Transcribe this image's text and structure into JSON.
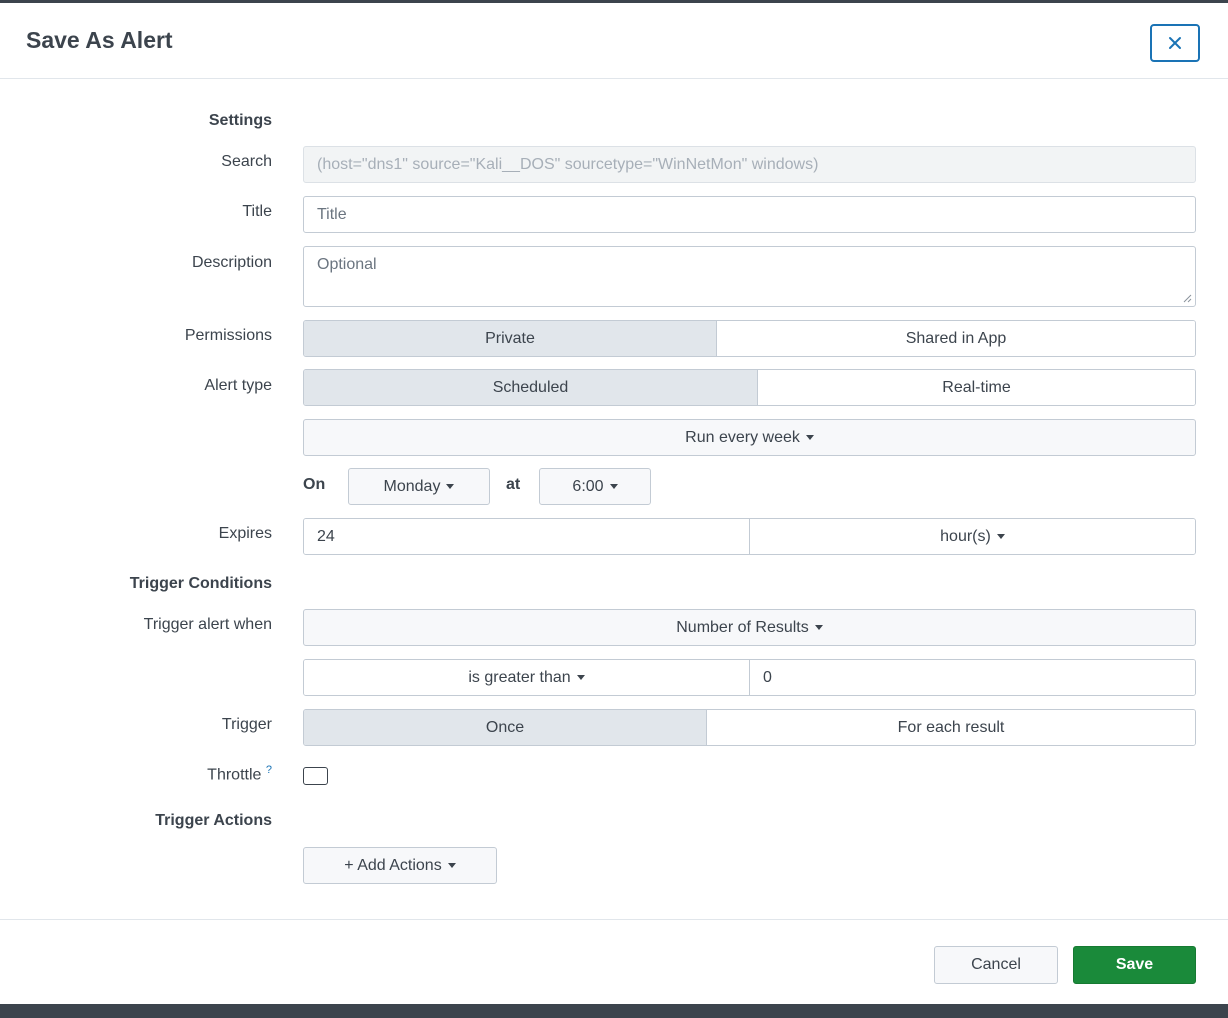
{
  "dialog": {
    "title": "Save As Alert"
  },
  "settings": {
    "heading": "Settings",
    "search": {
      "label": "Search",
      "value": "(host=\"dns1\" source=\"Kali__DOS\" sourcetype=\"WinNetMon\" windows)"
    },
    "title": {
      "label": "Title",
      "placeholder": "Title"
    },
    "description": {
      "label": "Description",
      "placeholder": "Optional"
    },
    "permissions": {
      "label": "Permissions",
      "options": [
        "Private",
        "Shared in App"
      ],
      "selected": "Private"
    },
    "alert_type": {
      "label": "Alert type",
      "options": [
        "Scheduled",
        "Real-time"
      ],
      "selected": "Scheduled"
    },
    "schedule": {
      "value": "Run every week"
    },
    "on": {
      "label": "On",
      "day": "Monday",
      "at_label": "at",
      "time": "6:00"
    },
    "expires": {
      "label": "Expires",
      "value": "24",
      "unit": "hour(s)"
    }
  },
  "trigger_conditions": {
    "heading": "Trigger Conditions",
    "trigger_when": {
      "label": "Trigger alert when",
      "value": "Number of Results"
    },
    "comparison": {
      "operator": "is greater than",
      "value": "0"
    },
    "trigger": {
      "label": "Trigger",
      "options": [
        "Once",
        "For each result"
      ],
      "selected": "Once"
    },
    "throttle": {
      "label": "Throttle",
      "help": "?",
      "checked": false
    }
  },
  "trigger_actions": {
    "heading": "Trigger Actions",
    "add_button": "+ Add Actions"
  },
  "footer": {
    "cancel_label": "Cancel",
    "save_label": "Save"
  },
  "colors": {
    "accent": "#1a73b5",
    "save_green": "#1a8a3a",
    "text": "#3c444d"
  }
}
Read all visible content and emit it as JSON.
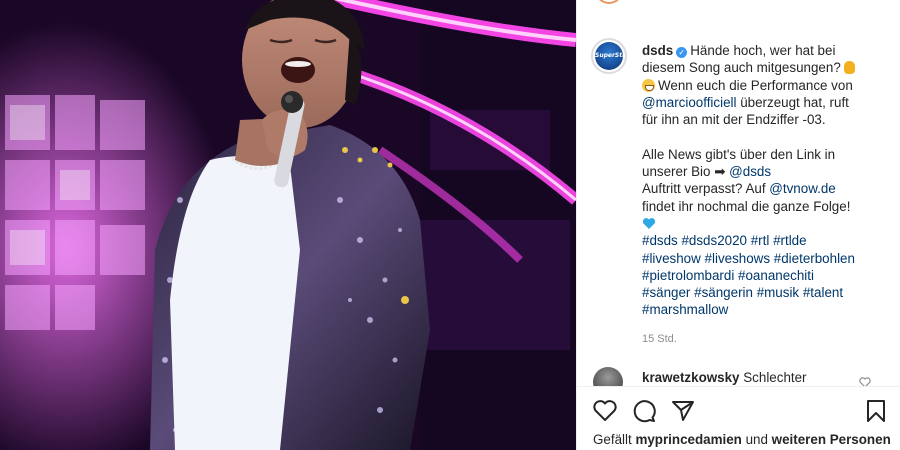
{
  "post": {
    "username": "dsds",
    "avatar_label": "SuperStar",
    "caption": {
      "line1": "Hände hoch, wer hat bei",
      "line2": "diesem Song auch mitgesungen?",
      "line3_rest": "Wenn euch die Performance von",
      "mention_marcio": "@marcioofficiell",
      "line4_rest": "überzeugt hat, ruft",
      "line5": "für ihn an mit der Endziffer -03.",
      "line6": "Alle News gibt's über den Link in",
      "line7_prefix": "unserer Bio ➡",
      "mention_dsds": "@dsds",
      "line8_prefix": "Auftritt verpasst? Auf",
      "mention_tvnow": "@tvnow.de",
      "line9": "findet ihr nochmal die ganze Folge!",
      "hashtags": [
        [
          "#dsds",
          "#dsds2020",
          "#rtl",
          "#rtlde"
        ],
        [
          "#liveshow",
          "#liveshows",
          "#dieterbohlen"
        ],
        [
          "#pietrolombardi",
          "#oananechiti"
        ],
        [
          "#sänger",
          "#sängerin",
          "#musik",
          "#talent"
        ],
        [
          "#marshmallow"
        ]
      ]
    },
    "time_ago": "15 Std."
  },
  "comment": {
    "username": "krawetzkowsky",
    "text": "Schlechter"
  },
  "likes": {
    "prefix": "Gefällt",
    "user": "myprincedamien",
    "connector": "und",
    "others": "weiteren Personen"
  },
  "icons": {
    "like": "heart-icon",
    "comment": "comment-icon",
    "share": "share-icon",
    "save": "bookmark-icon",
    "verified": "verified-icon"
  },
  "colors": {
    "link": "#00376b",
    "verified": "#3897f0",
    "muted": "#8e8e8e",
    "stage_pink": "#e83ee0"
  }
}
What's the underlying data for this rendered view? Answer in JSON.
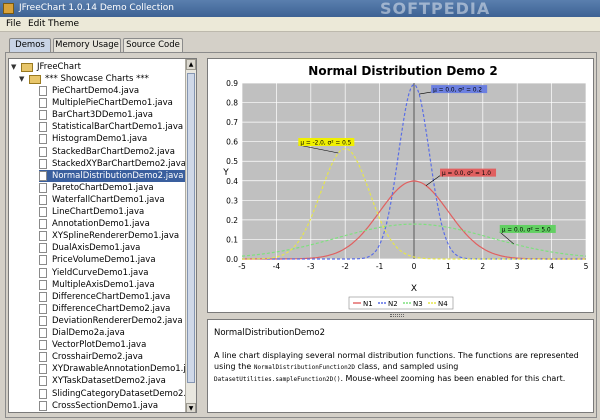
{
  "window": {
    "title": "JFreeChart 1.0.14 Demo Collection",
    "watermark": "SOFTPEDIA"
  },
  "menu": {
    "items": [
      "File",
      "Edit",
      "Theme"
    ]
  },
  "tabs": [
    {
      "label": "Demos",
      "active": true
    },
    {
      "label": "Memory Usage",
      "active": false
    },
    {
      "label": "Source Code",
      "active": false
    }
  ],
  "tree": {
    "root": "JFreeChart",
    "folder": "*** Showcase Charts ***",
    "selected": "NormalDistributionDemo2.java",
    "items": [
      "PieChartDemo4.java",
      "MultiplePieChartDemo1.java",
      "BarChart3DDemo1.java",
      "StatisticalBarChartDemo1.java",
      "HistogramDemo1.java",
      "StackedBarChartDemo2.java",
      "StackedXYBarChartDemo2.java",
      "NormalDistributionDemo2.java",
      "ParetoChartDemo1.java",
      "WaterfallChartDemo1.java",
      "LineChartDemo1.java",
      "AnnotationDemo1.java",
      "XYSplineRendererDemo1.java",
      "DualAxisDemo1.java",
      "PriceVolumeDemo1.java",
      "YieldCurveDemo1.java",
      "MultipleAxisDemo1.java",
      "DifferenceChartDemo1.java",
      "DifferenceChartDemo2.java",
      "DeviationRendererDemo2.java",
      "DialDemo2a.java",
      "VectorPlotDemo1.java",
      "CrosshairDemo2.java",
      "XYDrawableAnnotationDemo1.java",
      "XYTaskDatasetDemo2.java",
      "SlidingCategoryDatasetDemo2.java",
      "CrossSectionDemo1.java"
    ]
  },
  "chart_data": {
    "type": "line",
    "title": "Normal Distribution Demo 2",
    "xlabel": "X",
    "ylabel": "Y",
    "xlim": [
      -5,
      5
    ],
    "ylim": [
      0,
      0.9
    ],
    "xticks": [
      -5,
      -4,
      -3,
      -2,
      -1,
      0,
      1,
      2,
      3,
      4,
      5
    ],
    "yticks": [
      0.0,
      0.1,
      0.2,
      0.3,
      0.4,
      0.5,
      0.6,
      0.7,
      0.8,
      0.9
    ],
    "grid": true,
    "legend_position": "bottom",
    "series": [
      {
        "name": "N1",
        "mean": 0.0,
        "variance": 1.0,
        "color": "#e06060",
        "annotation": "μ = 0.0, σ² = 1.0",
        "label_bg": "#e06060"
      },
      {
        "name": "N2",
        "mean": 0.0,
        "variance": 0.2,
        "color": "#5a6ee6",
        "annotation": "μ = 0.0, σ² = 0.2",
        "label_bg": "#6b7fe0"
      },
      {
        "name": "N3",
        "mean": 0.0,
        "variance": 5.0,
        "color": "#7ee07e",
        "annotation": "μ = 0.0, σ² = 5.0",
        "label_bg": "#62d062"
      },
      {
        "name": "N4",
        "mean": -2.0,
        "variance": 0.5,
        "color": "#e6e64a",
        "annotation": "μ = -2.0, σ² = 0.5",
        "label_bg": "#f0f000"
      }
    ]
  },
  "description": {
    "title": "NormalDistributionDemo2",
    "text_1": "A line chart displaying several normal distribution functions. The functions are represented using the",
    "code_1": "NormalDistributionFunction2D",
    "text_2": " class, and sampled using ",
    "code_2": "DatasetUtilities.sampleFunction2D()",
    "text_3": ". Mouse-wheel zooming has been enabled for this chart."
  }
}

-=-=-

* Exercise objective:
Transcribe each entry above exactly, apart from the pictures.

* Task solution:
Transcribe this image's text and structure into JSON.
{
  "dialog": {
    "title": "Save As Alert"
  },
  "settings": {
    "heading": "Settings",
    "search": {
      "label": "Search",
      "value": "(host=\"dns1\" source=\"Kali__DOS\" sourcetype=\"WinNetMon\" windows)"
    },
    "title": {
      "label": "Title",
      "placeholder": "Title"
    },
    "description": {
      "label": "Description",
      "placeholder": "Optional"
    },
    "permissions": {
      "label": "Permissions",
      "options": [
        "Private",
        "Shared in App"
      ],
      "selected": "Private"
    },
    "alert_type": {
      "label": "Alert type",
      "options": [
        "Scheduled",
        "Real-time"
      ],
      "selected": "Scheduled"
    },
    "schedule": {
      "value": "Run every week"
    },
    "on": {
      "label": "On",
      "day": "Monday",
      "at_label": "at",
      "time": "6:00"
    },
    "expires": {
      "label": "Expires",
      "value": "24",
      "unit": "hour(s)"
    }
  },
  "trigger_conditions": {
    "heading": "Trigger Conditions",
    "trigger_when": {
      "label": "Trigger alert when",
      "value": "Number of Results"
    },
    "comparison": {
      "operator": "is greater than",
      "value": "0"
    },
    "trigger": {
      "label": "Trigger",
      "options": [
        "Once",
        "For each result"
      ],
      "selected": "Once"
    },
    "throttle": {
      "label": "Throttle",
      "help": "?",
      "checked": false
    }
  },
  "trigger_actions": {
    "heading": "Trigger Actions",
    "add_button": "+ Add Actions"
  },
  "footer": {
    "cancel_label": "Cancel",
    "save_label": "Save"
  },
  "colors": {
    "accent": "#1a73b5",
    "save_green": "#1a8a3a",
    "text": "#3c444d"
  }
}
Read all visible content and emit it as JSON.
{
  "post": {
    "username": "dsds",
    "avatar_label": "SuperStar",
    "caption": {
      "line1": "Hände hoch, wer hat bei",
      "line2": "diesem Song auch mitgesungen?",
      "line3_rest": "Wenn euch die Performance von",
      "mention_marcio": "@marcioofficiell",
      "line4_rest": "überzeugt hat, ruft",
      "line5": "für ihn an mit der Endziffer -03.",
      "line6": "Alle News gibt's über den Link in",
      "line7_prefix": "unserer Bio ➡",
      "mention_dsds": "@dsds",
      "line8_prefix": "Auftritt verpasst? Auf",
      "mention_tvnow": "@tvnow.de",
      "line9": "findet ihr nochmal die ganze Folge!",
      "hashtags": [
        [
          "#dsds",
          "#dsds2020",
          "#rtl",
          "#rtlde"
        ],
        [
          "#liveshow",
          "#liveshows",
          "#dieterbohlen"
        ],
        [
          "#pietrolombardi",
          "#oananechiti"
        ],
        [
          "#sänger",
          "#sängerin",
          "#musik",
          "#talent"
        ],
        [
          "#marshmallow"
        ]
      ]
    },
    "time_ago": "15 Std."
  },
  "comment": {
    "username": "krawetzkowsky",
    "text": "Schlechter"
  },
  "likes": {
    "prefix": "Gefällt",
    "user": "myprincedamien",
    "connector": "und",
    "others": "weiteren Personen"
  },
  "icons": {
    "like": "heart-icon",
    "comment": "comment-icon",
    "share": "share-icon",
    "save": "bookmark-icon",
    "verified": "verified-icon"
  },
  "colors": {
    "link": "#00376b",
    "verified": "#3897f0",
    "muted": "#8e8e8e",
    "stage_pink": "#e83ee0"
  }
}
What's the underlying data for this rendered view? Answer in JSON.
{
  "window": {
    "title": "JFreeChart 1.0.14 Demo Collection",
    "watermark": "SOFTPEDIA"
  },
  "menu": {
    "items": [
      "File",
      "Edit",
      "Theme"
    ]
  },
  "tabs": [
    {
      "label": "Demos",
      "active": true
    },
    {
      "label": "Memory Usage",
      "active": false
    },
    {
      "label": "Source Code",
      "active": false
    }
  ],
  "tree": {
    "root": "JFreeChart",
    "folder": "*** Showcase Charts ***",
    "selected": "NormalDistributionDemo2.java",
    "items": [
      "PieChartDemo4.java",
      "MultiplePieChartDemo1.java",
      "BarChart3DDemo1.java",
      "StatisticalBarChartDemo1.java",
      "HistogramDemo1.java",
      "StackedBarChartDemo2.java",
      "StackedXYBarChartDemo2.java",
      "NormalDistributionDemo2.java",
      "ParetoChartDemo1.java",
      "WaterfallChartDemo1.java",
      "LineChartDemo1.java",
      "AnnotationDemo1.java",
      "XYSplineRendererDemo1.java",
      "DualAxisDemo1.java",
      "PriceVolumeDemo1.java",
      "YieldCurveDemo1.java",
      "MultipleAxisDemo1.java",
      "DifferenceChartDemo1.java",
      "DifferenceChartDemo2.java",
      "DeviationRendererDemo2.java",
      "DialDemo2a.java",
      "VectorPlotDemo1.java",
      "CrosshairDemo2.java",
      "XYDrawableAnnotationDemo1.java",
      "XYTaskDatasetDemo2.java",
      "SlidingCategoryDatasetDemo2.java",
      "CrossSectionDemo1.java"
    ]
  },
  "chart_data": {
    "type": "line",
    "title": "Normal Distribution Demo 2",
    "xlabel": "X",
    "ylabel": "Y",
    "xlim": [
      -5,
      5
    ],
    "ylim": [
      0,
      0.9
    ],
    "xticks": [
      -5,
      -4,
      -3,
      -2,
      -1,
      0,
      1,
      2,
      3,
      4,
      5
    ],
    "yticks": [
      0.0,
      0.1,
      0.2,
      0.3,
      0.4,
      0.5,
      0.6,
      0.7,
      0.8,
      0.9
    ],
    "grid": true,
    "legend_position": "bottom",
    "series": [
      {
        "name": "N1",
        "mean": 0.0,
        "variance": 1.0,
        "color": "#e06060",
        "annotation": "μ = 0.0, σ² = 1.0",
        "label_bg": "#e06060"
      },
      {
        "name": "N2",
        "mean": 0.0,
        "variance": 0.2,
        "color": "#5a6ee6",
        "annotation": "μ = 0.0, σ² = 0.2",
        "label_bg": "#6b7fe0"
      },
      {
        "name": "N3",
        "mean": 0.0,
        "variance": 5.0,
        "color": "#7ee07e",
        "annotation": "μ = 0.0, σ² = 5.0",
        "label_bg": "#62d062"
      },
      {
        "name": "N4",
        "mean": -2.0,
        "variance": 0.5,
        "color": "#e6e64a",
        "annotation": "μ = -2.0, σ² = 0.5",
        "label_bg": "#f0f000"
      }
    ]
  },
  "description": {
    "title": "NormalDistributionDemo2",
    "text_1": "A line chart displaying several normal distribution functions. The functions are represented using the",
    "code_1": "NormalDistributionFunction2D",
    "text_2": " class, and sampled using ",
    "code_2": "DatasetUtilities.sampleFunction2D()",
    "text_3": ". Mouse-wheel zooming has been enabled for this chart."
  }
}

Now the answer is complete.